Written request: Reproduce the records that follow in full, excluding any picture they contain.

Listed records:
>> start
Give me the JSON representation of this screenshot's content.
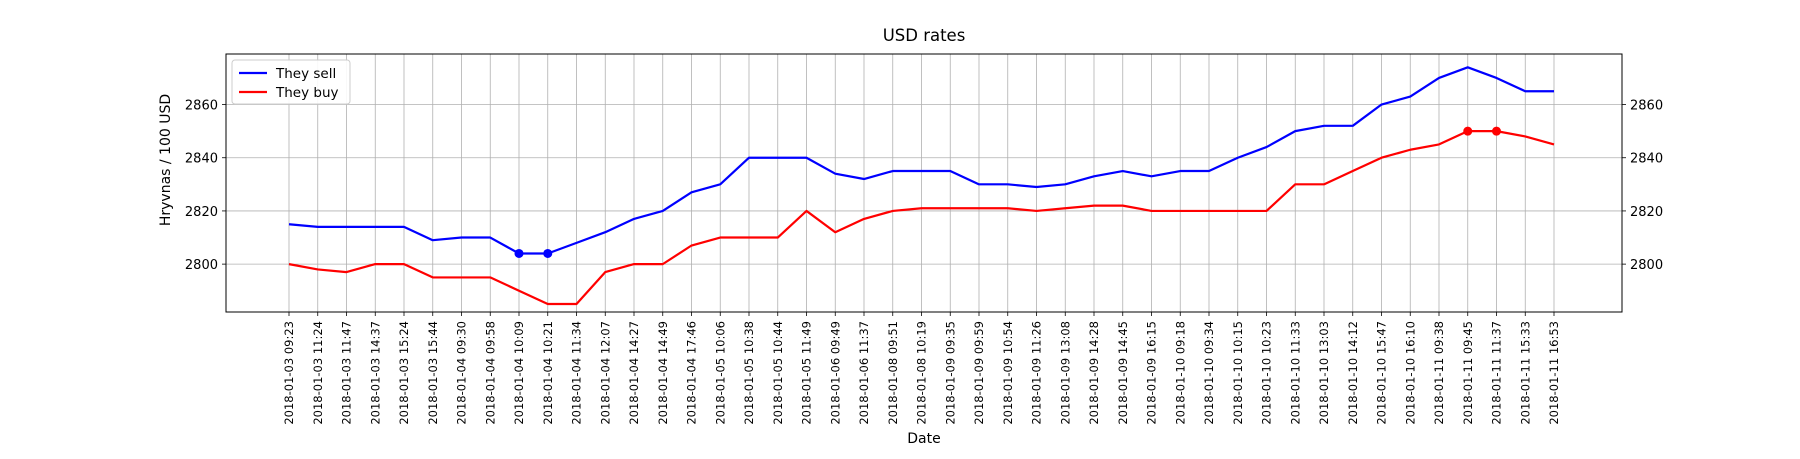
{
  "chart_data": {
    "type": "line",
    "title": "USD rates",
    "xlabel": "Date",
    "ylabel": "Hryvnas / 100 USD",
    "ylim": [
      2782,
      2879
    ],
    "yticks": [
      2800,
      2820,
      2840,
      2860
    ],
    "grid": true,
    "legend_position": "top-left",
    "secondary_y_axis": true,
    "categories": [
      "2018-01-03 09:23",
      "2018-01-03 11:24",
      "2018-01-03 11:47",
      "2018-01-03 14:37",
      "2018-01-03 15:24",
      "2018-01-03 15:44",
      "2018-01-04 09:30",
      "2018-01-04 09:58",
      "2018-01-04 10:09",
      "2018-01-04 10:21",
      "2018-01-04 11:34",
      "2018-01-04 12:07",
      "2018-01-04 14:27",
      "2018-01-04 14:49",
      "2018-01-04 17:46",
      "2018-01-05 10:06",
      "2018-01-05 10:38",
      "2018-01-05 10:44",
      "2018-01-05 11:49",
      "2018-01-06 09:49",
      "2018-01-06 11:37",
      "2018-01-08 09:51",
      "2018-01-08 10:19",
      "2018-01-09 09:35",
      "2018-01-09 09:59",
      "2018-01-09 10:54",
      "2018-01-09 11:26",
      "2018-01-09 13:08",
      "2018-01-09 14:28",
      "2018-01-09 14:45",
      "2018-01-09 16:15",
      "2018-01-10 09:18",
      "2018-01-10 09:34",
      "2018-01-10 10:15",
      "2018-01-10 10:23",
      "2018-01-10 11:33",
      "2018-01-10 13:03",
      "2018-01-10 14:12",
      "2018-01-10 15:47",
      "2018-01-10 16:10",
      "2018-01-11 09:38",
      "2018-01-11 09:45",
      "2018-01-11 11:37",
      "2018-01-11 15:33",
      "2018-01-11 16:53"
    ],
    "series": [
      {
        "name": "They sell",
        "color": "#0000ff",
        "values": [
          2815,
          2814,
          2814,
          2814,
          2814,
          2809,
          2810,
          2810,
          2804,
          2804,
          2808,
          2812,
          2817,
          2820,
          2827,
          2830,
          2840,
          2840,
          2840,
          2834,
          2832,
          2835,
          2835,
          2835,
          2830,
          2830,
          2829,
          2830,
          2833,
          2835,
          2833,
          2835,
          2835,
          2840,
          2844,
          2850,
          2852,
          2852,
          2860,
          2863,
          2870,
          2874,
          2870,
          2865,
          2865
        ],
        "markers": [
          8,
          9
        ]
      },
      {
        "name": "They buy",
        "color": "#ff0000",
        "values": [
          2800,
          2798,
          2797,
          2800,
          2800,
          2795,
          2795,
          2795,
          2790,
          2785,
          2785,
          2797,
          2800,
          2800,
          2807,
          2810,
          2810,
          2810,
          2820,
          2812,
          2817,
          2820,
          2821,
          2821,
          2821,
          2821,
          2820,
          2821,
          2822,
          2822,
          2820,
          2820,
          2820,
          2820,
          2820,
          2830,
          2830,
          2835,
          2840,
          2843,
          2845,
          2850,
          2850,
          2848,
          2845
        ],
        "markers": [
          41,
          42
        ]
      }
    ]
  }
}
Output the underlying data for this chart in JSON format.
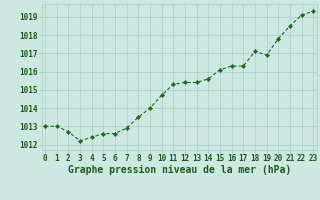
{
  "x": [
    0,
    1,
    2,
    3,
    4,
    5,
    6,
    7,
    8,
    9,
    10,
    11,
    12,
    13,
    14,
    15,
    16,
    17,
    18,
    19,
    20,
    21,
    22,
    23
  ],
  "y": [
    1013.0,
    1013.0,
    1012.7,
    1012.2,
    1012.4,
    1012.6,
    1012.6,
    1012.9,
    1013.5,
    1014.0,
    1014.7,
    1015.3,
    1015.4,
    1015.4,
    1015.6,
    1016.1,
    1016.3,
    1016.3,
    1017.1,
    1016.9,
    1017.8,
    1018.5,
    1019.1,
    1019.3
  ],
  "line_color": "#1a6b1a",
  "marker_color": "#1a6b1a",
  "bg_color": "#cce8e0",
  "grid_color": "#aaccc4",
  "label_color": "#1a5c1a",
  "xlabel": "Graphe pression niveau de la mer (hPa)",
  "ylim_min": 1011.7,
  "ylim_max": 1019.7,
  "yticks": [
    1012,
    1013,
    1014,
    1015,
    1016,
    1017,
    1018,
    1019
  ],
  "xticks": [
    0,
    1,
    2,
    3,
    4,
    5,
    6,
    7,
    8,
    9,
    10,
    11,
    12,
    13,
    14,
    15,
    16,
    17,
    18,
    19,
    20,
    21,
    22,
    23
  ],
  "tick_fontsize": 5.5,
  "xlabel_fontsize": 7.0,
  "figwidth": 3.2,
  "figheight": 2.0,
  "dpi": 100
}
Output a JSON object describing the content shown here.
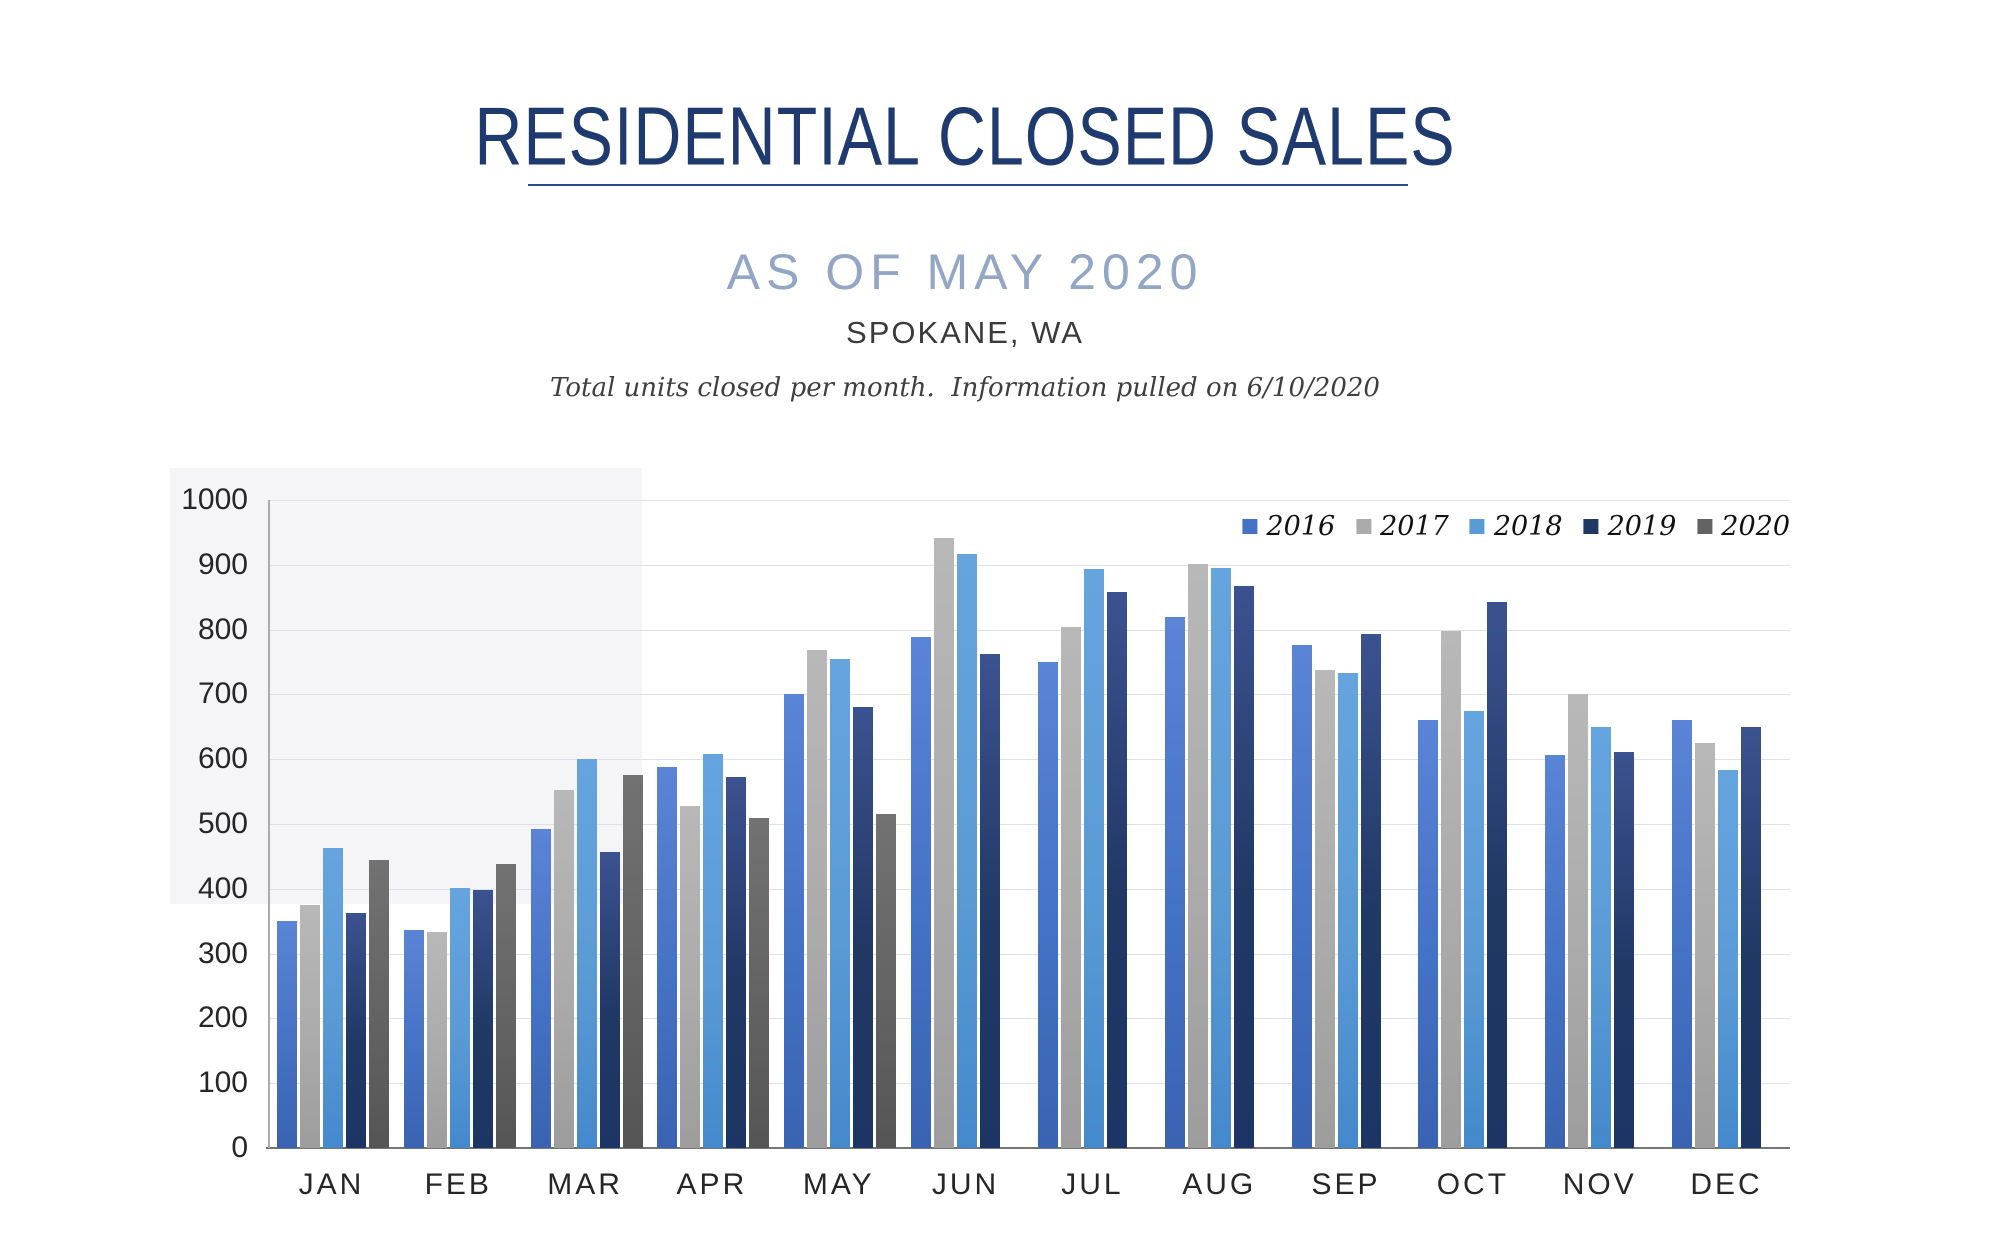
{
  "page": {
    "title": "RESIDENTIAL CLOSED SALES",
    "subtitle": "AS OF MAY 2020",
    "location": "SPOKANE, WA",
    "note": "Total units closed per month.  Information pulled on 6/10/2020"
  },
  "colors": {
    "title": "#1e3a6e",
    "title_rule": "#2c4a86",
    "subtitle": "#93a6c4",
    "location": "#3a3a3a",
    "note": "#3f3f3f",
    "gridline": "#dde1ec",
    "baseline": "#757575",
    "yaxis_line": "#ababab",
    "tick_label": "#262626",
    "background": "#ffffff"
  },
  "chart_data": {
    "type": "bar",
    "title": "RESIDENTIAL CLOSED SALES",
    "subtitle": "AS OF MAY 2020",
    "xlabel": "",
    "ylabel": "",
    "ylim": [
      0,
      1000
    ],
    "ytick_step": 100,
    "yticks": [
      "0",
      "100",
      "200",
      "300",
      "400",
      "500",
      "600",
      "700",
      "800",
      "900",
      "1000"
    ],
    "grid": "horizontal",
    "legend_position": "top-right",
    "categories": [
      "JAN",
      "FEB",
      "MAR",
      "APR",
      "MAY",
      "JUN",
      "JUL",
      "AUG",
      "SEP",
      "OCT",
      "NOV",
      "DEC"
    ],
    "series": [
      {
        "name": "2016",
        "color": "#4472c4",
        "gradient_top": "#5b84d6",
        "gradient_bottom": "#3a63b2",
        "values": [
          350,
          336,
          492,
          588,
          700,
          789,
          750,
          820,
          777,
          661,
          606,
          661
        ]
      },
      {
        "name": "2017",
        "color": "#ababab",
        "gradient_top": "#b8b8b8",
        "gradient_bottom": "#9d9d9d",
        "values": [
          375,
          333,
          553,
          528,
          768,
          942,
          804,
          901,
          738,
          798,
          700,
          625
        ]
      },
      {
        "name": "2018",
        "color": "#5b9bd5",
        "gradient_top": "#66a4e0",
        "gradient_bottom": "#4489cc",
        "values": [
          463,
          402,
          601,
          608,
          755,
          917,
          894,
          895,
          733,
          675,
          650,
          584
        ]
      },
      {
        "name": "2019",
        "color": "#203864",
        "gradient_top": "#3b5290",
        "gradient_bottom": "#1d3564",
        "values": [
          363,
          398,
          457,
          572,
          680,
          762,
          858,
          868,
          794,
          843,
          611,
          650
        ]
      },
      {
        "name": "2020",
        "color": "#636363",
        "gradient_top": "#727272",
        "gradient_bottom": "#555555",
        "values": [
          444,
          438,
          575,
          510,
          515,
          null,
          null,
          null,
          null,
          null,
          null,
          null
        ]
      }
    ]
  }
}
>> end
Written response:
Give me the JSON representation of this screenshot's content.
{
  "chart_data": {
    "type": "line",
    "title": "USD rates",
    "xlabel": "Date",
    "ylabel": "Hryvnas / 100 USD",
    "ylim": [
      2782,
      2879
    ],
    "yticks": [
      2800,
      2820,
      2840,
      2860
    ],
    "grid": true,
    "legend_position": "top-left",
    "secondary_y_axis": true,
    "categories": [
      "2018-01-03 09:23",
      "2018-01-03 11:24",
      "2018-01-03 11:47",
      "2018-01-03 14:37",
      "2018-01-03 15:24",
      "2018-01-03 15:44",
      "2018-01-04 09:30",
      "2018-01-04 09:58",
      "2018-01-04 10:09",
      "2018-01-04 10:21",
      "2018-01-04 11:34",
      "2018-01-04 12:07",
      "2018-01-04 14:27",
      "2018-01-04 14:49",
      "2018-01-04 17:46",
      "2018-01-05 10:06",
      "2018-01-05 10:38",
      "2018-01-05 10:44",
      "2018-01-05 11:49",
      "2018-01-06 09:49",
      "2018-01-06 11:37",
      "2018-01-08 09:51",
      "2018-01-08 10:19",
      "2018-01-09 09:35",
      "2018-01-09 09:59",
      "2018-01-09 10:54",
      "2018-01-09 11:26",
      "2018-01-09 13:08",
      "2018-01-09 14:28",
      "2018-01-09 14:45",
      "2018-01-09 16:15",
      "2018-01-10 09:18",
      "2018-01-10 09:34",
      "2018-01-10 10:15",
      "2018-01-10 10:23",
      "2018-01-10 11:33",
      "2018-01-10 13:03",
      "2018-01-10 14:12",
      "2018-01-10 15:47",
      "2018-01-10 16:10",
      "2018-01-11 09:38",
      "2018-01-11 09:45",
      "2018-01-11 11:37",
      "2018-01-11 15:33",
      "2018-01-11 16:53"
    ],
    "series": [
      {
        "name": "They sell",
        "color": "#0000ff",
        "values": [
          2815,
          2814,
          2814,
          2814,
          2814,
          2809,
          2810,
          2810,
          2804,
          2804,
          2808,
          2812,
          2817,
          2820,
          2827,
          2830,
          2840,
          2840,
          2840,
          2834,
          2832,
          2835,
          2835,
          2835,
          2830,
          2830,
          2829,
          2830,
          2833,
          2835,
          2833,
          2835,
          2835,
          2840,
          2844,
          2850,
          2852,
          2852,
          2860,
          2863,
          2870,
          2874,
          2870,
          2865,
          2865
        ],
        "markers": [
          8,
          9
        ]
      },
      {
        "name": "They buy",
        "color": "#ff0000",
        "values": [
          2800,
          2798,
          2797,
          2800,
          2800,
          2795,
          2795,
          2795,
          2790,
          2785,
          2785,
          2797,
          2800,
          2800,
          2807,
          2810,
          2810,
          2810,
          2820,
          2812,
          2817,
          2820,
          2821,
          2821,
          2821,
          2821,
          2820,
          2821,
          2822,
          2822,
          2820,
          2820,
          2820,
          2820,
          2820,
          2830,
          2830,
          2835,
          2840,
          2843,
          2845,
          2850,
          2850,
          2848,
          2845
        ],
        "markers": [
          41,
          42
        ]
      }
    ]
  }
}
Output the underlying data for this chart in JSON format.
{
  "x": [
    0,
    1,
    2,
    3,
    4,
    5,
    6,
    7,
    8,
    9,
    10,
    11,
    12,
    13,
    14,
    15,
    16,
    17,
    18,
    19,
    20,
    21,
    22,
    23
  ],
  "y": [
    1013.0,
    1013.0,
    1012.7,
    1012.2,
    1012.4,
    1012.6,
    1012.6,
    1012.9,
    1013.5,
    1014.0,
    1014.7,
    1015.3,
    1015.4,
    1015.4,
    1015.6,
    1016.1,
    1016.3,
    1016.3,
    1017.1,
    1016.9,
    1017.8,
    1018.5,
    1019.1,
    1019.3
  ],
  "line_color": "#1a6b1a",
  "marker_color": "#1a6b1a",
  "bg_color": "#cce8e0",
  "grid_color": "#aaccc4",
  "label_color": "#1a5c1a",
  "xlabel": "Graphe pression niveau de la mer (hPa)",
  "ylim_min": 1011.7,
  "ylim_max": 1019.7,
  "yticks": [
    1012,
    1013,
    1014,
    1015,
    1016,
    1017,
    1018,
    1019
  ],
  "xticks": [
    0,
    1,
    2,
    3,
    4,
    5,
    6,
    7,
    8,
    9,
    10,
    11,
    12,
    13,
    14,
    15,
    16,
    17,
    18,
    19,
    20,
    21,
    22,
    23
  ],
  "tick_fontsize": 5.5,
  "xlabel_fontsize": 7.0,
  "figwidth": 3.2,
  "figheight": 2.0,
  "dpi": 100
}
Output a JSON object describing the content shown here.
{
  "page": {
    "title": "RESIDENTIAL CLOSED SALES",
    "subtitle": "AS OF MAY 2020",
    "location": "SPOKANE, WA",
    "note": "Total units closed per month.  Information pulled on 6/10/2020"
  },
  "colors": {
    "title": "#1e3a6e",
    "title_rule": "#2c4a86",
    "subtitle": "#93a6c4",
    "location": "#3a3a3a",
    "note": "#3f3f3f",
    "gridline": "#dde1ec",
    "baseline": "#757575",
    "yaxis_line": "#ababab",
    "tick_label": "#262626",
    "background": "#ffffff"
  },
  "chart_data": {
    "type": "bar",
    "title": "RESIDENTIAL CLOSED SALES",
    "subtitle": "AS OF MAY 2020",
    "xlabel": "",
    "ylabel": "",
    "ylim": [
      0,
      1000
    ],
    "ytick_step": 100,
    "yticks": [
      "0",
      "100",
      "200",
      "300",
      "400",
      "500",
      "600",
      "700",
      "800",
      "900",
      "1000"
    ],
    "grid": "horizontal",
    "legend_position": "top-right",
    "categories": [
      "JAN",
      "FEB",
      "MAR",
      "APR",
      "MAY",
      "JUN",
      "JUL",
      "AUG",
      "SEP",
      "OCT",
      "NOV",
      "DEC"
    ],
    "series": [
      {
        "name": "2016",
        "color": "#4472c4",
        "gradient_top": "#5b84d6",
        "gradient_bottom": "#3a63b2",
        "values": [
          350,
          336,
          492,
          588,
          700,
          789,
          750,
          820,
          777,
          661,
          606,
          661
        ]
      },
      {
        "name": "2017",
        "color": "#ababab",
        "gradient_top": "#b8b8b8",
        "gradient_bottom": "#9d9d9d",
        "values": [
          375,
          333,
          553,
          528,
          768,
          942,
          804,
          901,
          738,
          798,
          700,
          625
        ]
      },
      {
        "name": "2018",
        "color": "#5b9bd5",
        "gradient_top": "#66a4e0",
        "gradient_bottom": "#4489cc",
        "values": [
          463,
          402,
          601,
          608,
          755,
          917,
          894,
          895,
          733,
          675,
          650,
          584
        ]
      },
      {
        "name": "2019",
        "color": "#203864",
        "gradient_top": "#3b5290",
        "gradient_bottom": "#1d3564",
        "values": [
          363,
          398,
          457,
          572,
          680,
          762,
          858,
          868,
          794,
          843,
          611,
          650
        ]
      },
      {
        "name": "2020",
        "color": "#636363",
        "gradient_top": "#727272",
        "gradient_bottom": "#555555",
        "values": [
          444,
          438,
          575,
          510,
          515,
          null,
          null,
          null,
          null,
          null,
          null,
          null
        ]
      }
    ]
  }
}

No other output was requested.